start Given records

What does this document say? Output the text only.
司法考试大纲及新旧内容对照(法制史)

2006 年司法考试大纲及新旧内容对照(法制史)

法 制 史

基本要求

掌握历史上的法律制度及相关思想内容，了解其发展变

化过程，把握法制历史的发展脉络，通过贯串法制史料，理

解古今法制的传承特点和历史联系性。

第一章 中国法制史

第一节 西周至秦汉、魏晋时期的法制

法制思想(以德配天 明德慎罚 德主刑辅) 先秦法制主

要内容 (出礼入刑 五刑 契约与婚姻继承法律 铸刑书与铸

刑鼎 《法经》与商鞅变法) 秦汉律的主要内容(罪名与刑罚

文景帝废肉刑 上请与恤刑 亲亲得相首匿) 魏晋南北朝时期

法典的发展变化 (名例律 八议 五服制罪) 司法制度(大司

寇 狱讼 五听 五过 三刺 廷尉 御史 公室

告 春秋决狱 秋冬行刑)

end Given records

### Goal of the exercise
Repeat the entries exactly, all of them.

### Result below
What does this document say? Output the text only.
司法考试大纲及新旧内容对照(法制史)

2006 年司法考试大纲及新旧内容对照(法制史)

法 制 史

基本要求

掌握历史上的法律制度及相关思想内容，了解其发展变

化过程，把握法制历史的发展脉络，通过贯串法制史料，理

解古今法制的传承特点和历史联系性。

第一章 中国法制史

第一节 西周至秦汉、魏晋时期的法制

法制思想(以德配天 明德慎罚 德主刑辅) 先秦法制主

要内容 (出礼入刑 五刑 契约与婚姻继承法律 铸刑书与铸

刑鼎 《法经》与商鞅变法) 秦汉律的主要内容(罪名与刑罚

文景帝废肉刑 上请与恤刑 亲亲得相首匿) 魏晋南北朝时期

法典的发展变化 (名例律 八议 五服制罪) 司法制度(大司

寇 狱讼 五听 五过 三刺 廷尉 御史 公室

告 春秋决狱 秋冬行刑)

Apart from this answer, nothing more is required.